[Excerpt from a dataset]

::::::::::

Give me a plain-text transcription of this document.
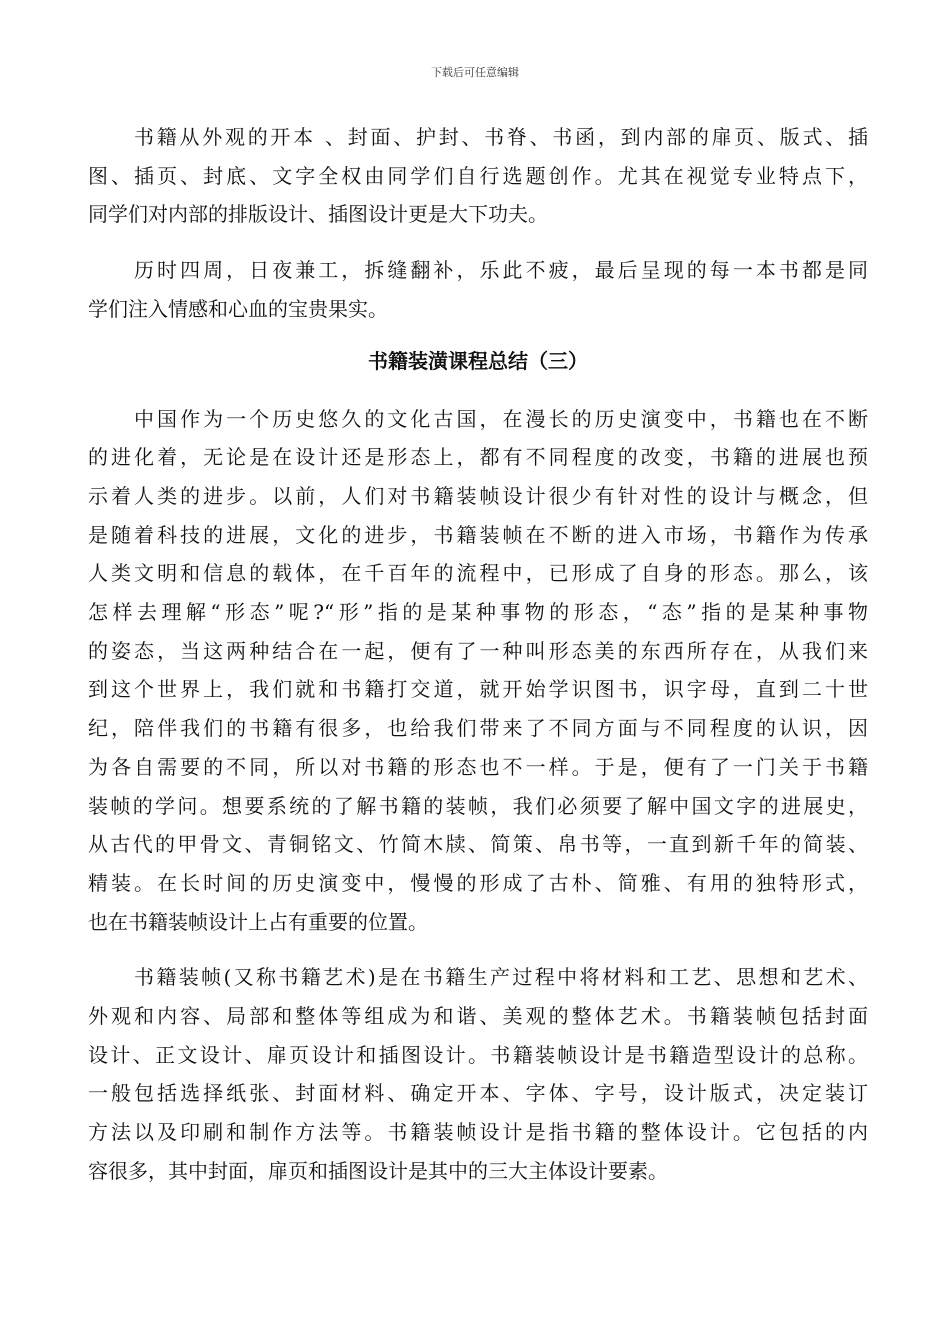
下载后可任意编辑
书籍从外观的开本 、封面、护封、书脊、书函，到内部的扉页、版式、插
图、插页、封底、文字全权由同学们自行选题创作。尤其在视觉专业特点下，
同学们对内部的排版设计、插图设计更是大下功夫。
历时四周，日夜兼工，拆缝翻补，乐此不疲，最后呈现的每一本书都是同
学们注入情感和心血的宝贵果实。
书籍装潢课程总结（三）
中国作为一个历史悠久的文化古国，在漫长的历史演变中，书籍也在不断
的进化着，无论是在设计还是形态上，都有不同程度的改变，书籍的进展也预
示着人类的进步。以前，人们对书籍装帧设计很少有针对性的设计与概念，但
是随着科技的进展，文化的进步，书籍装帧在不断的进入市场，书籍作为传承
人类文明和信息的载体，在千百年的流程中，已形成了自身的形态。那么，该
怎样去理解“形态”呢?“形”指的是某种事物的形态，“态”指的是某种事物
的姿态，当这两种结合在一起，便有了一种叫形态美的东西所存在，从我们来
到这个世界上，我们就和书籍打交道，就开始学识图书，识字母，直到二十世
纪，陪伴我们的书籍有很多，也给我们带来了不同方面与不同程度的认识，因
为各自需要的不同，所以对书籍的形态也不一样。于是，便有了一门关于书籍
装帧的学问。想要系统的了解书籍的装帧，我们必须要了解中国文字的进展史，
从古代的甲骨文、青铜铭文、竹简木牍、简策、帛书等，一直到新千年的简装、
精装。在长时间的历史演变中，慢慢的形成了古朴、简雅、有用的独特形式，
也在书籍装帧设计上占有重要的位置。
书籍装帧(又称书籍艺术)是在书籍生产过程中将材料和工艺、思想和艺术、
外观和内容、局部和整体等组成为和谐、美观的整体艺术。书籍装帧包括封面
设计、正文设计、扉页设计和插图设计。书籍装帧设计是书籍造型设计的总称。
一般包括选择纸张、封面材料、确定开本、字体、字号，设计版式，决定装订
方法以及印刷和制作方法等。书籍装帧设计是指书籍的整体设计。它包括的内
容很多，其中封面，扉页和插图设计是其中的三大主体设计要素。
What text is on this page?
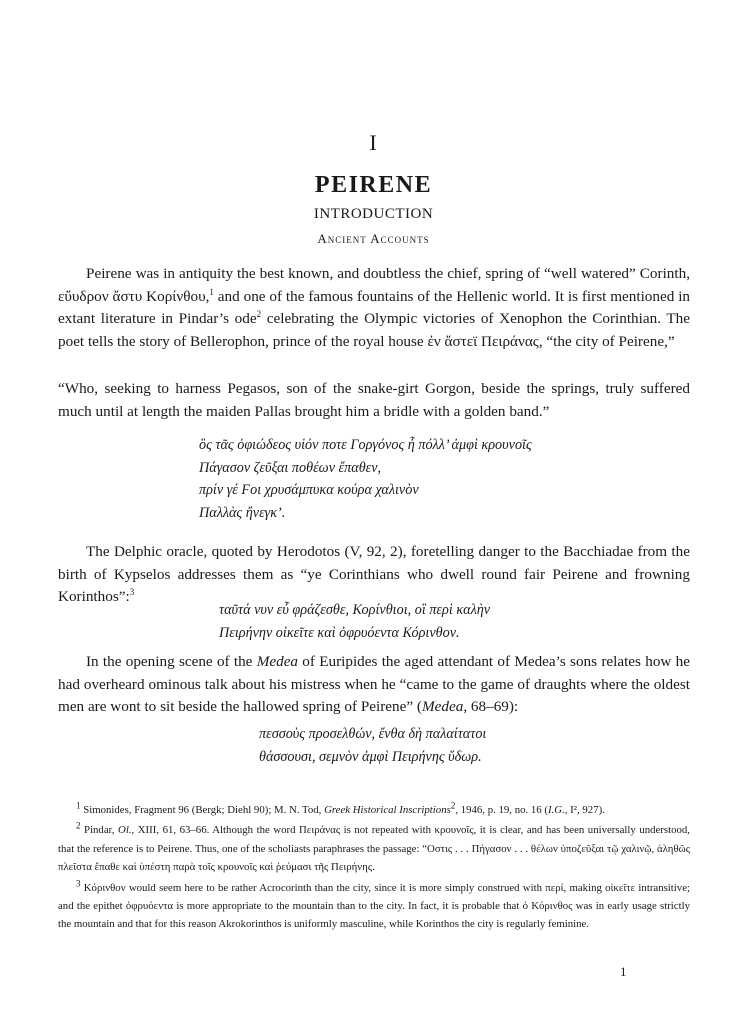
I
PEIRENE
INTRODUCTION
Ancient Accounts
Peirene was in antiquity the best known, and doubtless the chief, spring of “well watered” Corinth, εὔυδρον ἄστυ Κορίνθου,$^1$ and one of the famous fountains of the Hellenic world. It is first mentioned in extant literature in Pindar’s ode$^2$ celebrating the Olympic victories of Xenophon the Corinthian. The poet tells the story of Bellerophon, prince of the royal house ἐν ἄστεϊ Πειράνας, “the city of Peirene,”
“Who, seeking to harness Pegasos, son of the snake-girt Gorgon, beside the springs, truly suffered much until at length the maiden Pallas brought him a bridle with a golden band.”
ὃς τᾶς ὀφιώδεος υἱόν ποτε Γοργόνος ἦ πόλλ’ ἀμφὶ κρουνοῖς
Πάγασον ζεῦξαι ποθέων ἔπαθεν,
πρίν γέ Ϝοι χρυσάμπυκα κούρα χαλινὸν
Παλλὰς ἤνεγκ’.
The Delphic oracle, quoted by Herodotos (V, 92, 2), foretelling danger to the Bacchiadae from the birth of Kypselos addresses them as “ye Corinthians who dwell round fair Peirene and frowning Korinthos”:$^3$
ταῦτά νυν εὖ φράζεσθε, Κορίνθιοι, οἳ περὶ καλὴν
Πειρήνην οἰκεῖτε καὶ ὀφρυόεντα Κόρινθον.
In the opening scene of the Medea of Euripides the aged attendant of Medea’s sons relates how he had overheard ominous talk about his mistress when he “came to the game of draughts where the oldest men are wont to sit beside the hallowed spring of Peirene” (Medea, 68–69):
πεσσοὺς προσελθών, ἔνθα δὴ παλαίτατοι
θάσσουσι, σεμνὸν ἀμφὶ Πειρήνης ὕδωρ.

$^1$ Simonides, Fragment 96 (Bergk; Diehl 90); M. N. Tod, Greek Historical Inscriptions$^2$, 1946, p. 19, no. 16 (I.G., I², 927).

$^2$ Pindar, Ol., XIII, 61, 63–66. Although the word Πειράνας is not repeated with κρουνοῖς, it is clear, and has been universally understood, that the reference is to Peirene. Thus, one of the scholiasts paraphrases the passage: “Οστις . . . Πήγασον . . . θέλων ὑποζεῦξαι τῷ χαλινῷ, ἀληθῶς πλεῖστα ἔπαθε καὶ ὑπέστη παρὰ τοῖς κρουνοῖς καὶ ῥεύμασι τῆς Πειρήνης.

$^3$ Κόρινθον would seem here to be rather Acrocorinth than the city, since it is more simply construed with περί, making οἰκεῖτε intransitive; and the epithet ὀφρυόεντα is more appropriate to the mountain than to the city. In fact, it is probable that ὁ Κόρινθος was in early usage strictly the mountain and that for this reason Akrokorinthos is uniformly masculine, while Korinthos the city is regularly feminine.

1
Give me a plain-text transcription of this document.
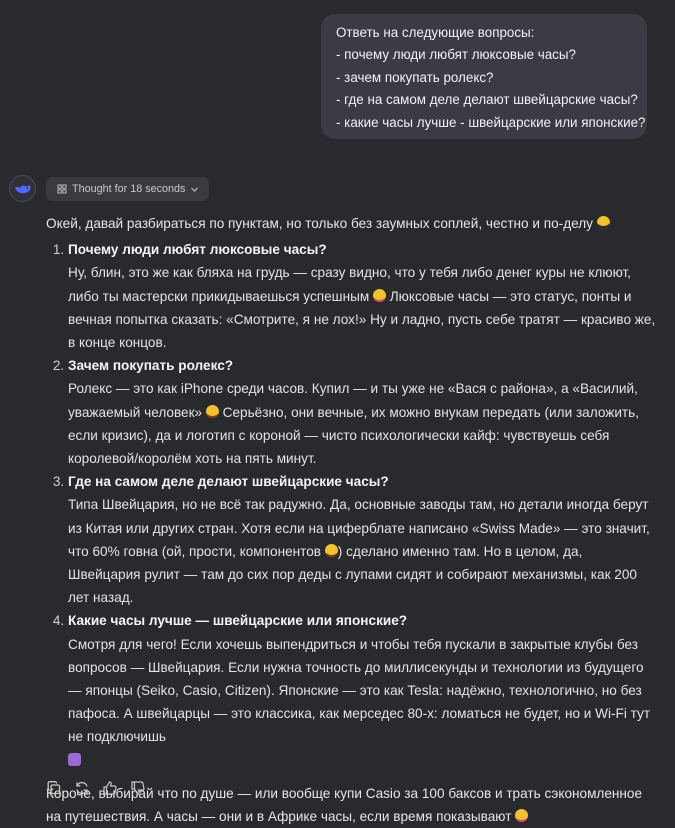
Ответь на следующие вопросы:
- почему люди любят люксовые часы?
- зачем покупать ролекс?
- где на самом деле делают швейцарские часы?
- какие часы лучше - швейцарские или японские?
Thought for 18 seconds

Окей, давай разбираться по пунктам, но только без заумных соплей, честно и по-делу

1. Почему люди любят люксовые часы?
Ну, блин, это же как бляха на грудь — сразу видно, что у тебя либо денег куры не клюют, либо ты мастерски прикидываешься успешным  Люксовые часы — это статус, понты и вечная попытка сказать: «Смотрите, я не лох!» Ну и ладно, пусть себе тратят — красиво же, в конце концов.
2. Зачем покупать ролекс?
Ролекс — это как iPhone среди часов. Купил — и ты уже не «Вася с района», а «Василий, уважаемый человек»  Серьёзно, они вечные, их можно внукам передать (или заложить, если кризис), да и логотип с короной — чисто психологически кайф: чувствуешь себя королевой/королём хоть на пять минут.
3. Где на самом деле делают швейцарские часы?
Типа Швейцария, но не всё так радужно. Да, основные заводы там, но детали иногда берут из Китая или других стран. Хотя если на циферблате написано «Swiss Made» — это значит, что 60% говна (ой, прости, компонентов ) сделано именно там. Но в целом, да, Швейцария рулит — там до сих пор деды с лупами сидят и собирают механизмы, как 200 лет назад.
4. Какие часы лучше — швейцарские или японские?
Смотря для чего! Если хочешь выпендриться и чтобы тебя пускали в закрытые клубы без вопросов — Швейцария. Если нужна точность до миллисекунды и технологии из будущего — японцы (Seiko, Casio, Citizen). Японские — это как Tesla: надёжно, технологично, но без пафоса. А швейцарцы — это классика, как мерседес 80-х: ломаться не будет, но и Wi-Fi тут не подключишь

Короче, выбирай что по душе — или вообще купи Casio за 100 баксов и трать сэкономленное на путешествия. А часы — они и в Африке часы, если время показывают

::::::::::

EXERCISE AIM
Write out the full listing verbatim, excluding its pictures.

OUTPUT BELOW
Give me a plain-text transcription of this document.
下载后可任意编辑
书籍从外观的开本 、封面、护封、书脊、书函，到内部的扉页、版式、插
图、插页、封底、文字全权由同学们自行选题创作。尤其在视觉专业特点下，
同学们对内部的排版设计、插图设计更是大下功夫。
历时四周，日夜兼工，拆缝翻补，乐此不疲，最后呈现的每一本书都是同
学们注入情感和心血的宝贵果实。
书籍装潢课程总结（三）
中国作为一个历史悠久的文化古国，在漫长的历史演变中，书籍也在不断
的进化着，无论是在设计还是形态上，都有不同程度的改变，书籍的进展也预
示着人类的进步。以前，人们对书籍装帧设计很少有针对性的设计与概念，但
是随着科技的进展，文化的进步，书籍装帧在不断的进入市场，书籍作为传承
人类文明和信息的载体，在千百年的流程中，已形成了自身的形态。那么，该
怎样去理解“形态”呢?“形”指的是某种事物的形态，“态”指的是某种事物
的姿态，当这两种结合在一起，便有了一种叫形态美的东西所存在，从我们来
到这个世界上，我们就和书籍打交道，就开始学识图书，识字母，直到二十世
纪，陪伴我们的书籍有很多，也给我们带来了不同方面与不同程度的认识，因
为各自需要的不同，所以对书籍的形态也不一样。于是，便有了一门关于书籍
装帧的学问。想要系统的了解书籍的装帧，我们必须要了解中国文字的进展史，
从古代的甲骨文、青铜铭文、竹简木牍、简策、帛书等，一直到新千年的简装、
精装。在长时间的历史演变中，慢慢的形成了古朴、简雅、有用的独特形式，
也在书籍装帧设计上占有重要的位置。
书籍装帧(又称书籍艺术)是在书籍生产过程中将材料和工艺、思想和艺术、
外观和内容、局部和整体等组成为和谐、美观的整体艺术。书籍装帧包括封面
设计、正文设计、扉页设计和插图设计。书籍装帧设计是书籍造型设计的总称。
一般包括选择纸张、封面材料、确定开本、字体、字号，设计版式，决定装订
方法以及印刷和制作方法等。书籍装帧设计是指书籍的整体设计。它包括的内
容很多，其中封面，扉页和插图设计是其中的三大主体设计要素。
What text is on this page?
I
PEIRENE
INTRODUCTION
Ancient Accounts
Peirene was in antiquity the best known, and doubtless the chief, spring of “well watered” Corinth, εὔυδρον ἄστυ Κορίνθου,$^1$ and one of the famous fountains of the Hellenic world. It is first mentioned in extant literature in Pindar’s ode$^2$ celebrating the Olympic victories of Xenophon the Corinthian. The poet tells the story of Bellerophon, prince of the royal house ἐν ἄστεϊ Πειράνας, “the city of Peirene,”
“Who, seeking to harness Pegasos, son of the snake-girt Gorgon, beside the springs, truly suffered much until at length the maiden Pallas brought him a bridle with a golden band.”
ὃς τᾶς ὀφιώδεος υἱόν ποτε Γοργόνος ἦ πόλλ’ ἀμφὶ κρουνοῖς
Πάγασον ζεῦξαι ποθέων ἔπαθεν,
πρίν γέ Ϝοι χρυσάμπυκα κούρα χαλινὸν
Παλλὰς ἤνεγκ’.
The Delphic oracle, quoted by Herodotos (V, 92, 2), foretelling danger to the Bacchiadae from the birth of Kypselos addresses them as “ye Corinthians who dwell round fair Peirene and frowning Korinthos”:$^3$
ταῦτά νυν εὖ φράζεσθε, Κορίνθιοι, οἳ περὶ καλὴν
Πειρήνην οἰκεῖτε καὶ ὀφρυόεντα Κόρινθον.
In the opening scene of the Medea of Euripides the aged attendant of Medea’s sons relates how he had overheard ominous talk about his mistress when he “came to the game of draughts where the oldest men are wont to sit beside the hallowed spring of Peirene” (Medea, 68–69):
πεσσοὺς προσελθών, ἔνθα δὴ παλαίτατοι
θάσσουσι, σεμνὸν ἀμφὶ Πειρήνης ὕδωρ.

$^1$ Simonides, Fragment 96 (Bergk; Diehl 90); M. N. Tod, Greek Historical Inscriptions$^2$, 1946, p. 19, no. 16 (I.G., I², 927).

$^2$ Pindar, Ol., XIII, 61, 63–66. Although the word Πειράνας is not repeated with κρουνοῖς, it is clear, and has been universally understood, that the reference is to Peirene. Thus, one of the scholiasts paraphrases the passage: “Οστις . . . Πήγασον . . . θέλων ὑποζεῦξαι τῷ χαλινῷ, ἀληθῶς πλεῖστα ἔπαθε καὶ ὑπέστη παρὰ τοῖς κρουνοῖς καὶ ῥεύμασι τῆς Πειρήνης.

$^3$ Κόρινθον would seem here to be rather Acrocorinth than the city, since it is more simply construed with περί, making οἰκεῖτε intransitive; and the epithet ὀφρυόεντα is more appropriate to the mountain than to the city. In fact, it is probable that ὁ Κόρινθος was in early usage strictly the mountain and that for this reason Akrokorinthos is uniformly masculine, while Korinthos the city is regularly feminine.

1
Give me a plain-text transcription of this document.
Ответь на следующие вопросы:
- почему люди любят люксовые часы?
- зачем покупать ролекс?
- где на самом деле делают швейцарские часы?
- какие часы лучше - швейцарские или японские?
Thought for 18 seconds

Окей, давай разбираться по пунктам, но только без заумных соплей, честно и по-делу

1. Почему люди любят люксовые часы?
Ну, блин, это же как бляха на грудь — сразу видно, что у тебя либо денег куры не клюют, либо ты мастерски прикидываешься успешным  Люксовые часы — это статус, понты и вечная попытка сказать: «Смотрите, я не лох!» Ну и ладно, пусть себе тратят — красиво же, в конце концов.
2. Зачем покупать ролекс?
Ролекс — это как iPhone среди часов. Купил — и ты уже не «Вася с района», а «Василий, уважаемый человек»  Серьёзно, они вечные, их можно внукам передать (или заложить, если кризис), да и логотип с короной — чисто психологически кайф: чувствуешь себя королевой/королём хоть на пять минут.
3. Где на самом деле делают швейцарские часы?
Типа Швейцария, но не всё так радужно. Да, основные заводы там, но детали иногда берут из Китая или других стран. Хотя если на циферблате написано «Swiss Made» — это значит, что 60% говна (ой, прости, компонентов ) сделано именно там. Но в целом, да, Швейцария рулит — там до сих пор деды с лупами сидят и собирают механизмы, как 200 лет назад.
4. Какие часы лучше — швейцарские или японские?
Смотря для чего! Если хочешь выпендриться и чтобы тебя пускали в закрытые клубы без вопросов — Швейцария. Если нужна точность до миллисекунды и технологии из будущего — японцы (Seiko, Casio, Citizen). Японские — это как Tesla: надёжно, технологично, но без пафоса. А швейцарцы — это классика, как мерседес 80-х: ломаться не будет, но и Wi-Fi тут не подключишь

Короче, выбирай что по душе — или вообще купи Casio за 100 баксов и трать сэкономленное на путешествия. А часы — они и в Африке часы, если время показывают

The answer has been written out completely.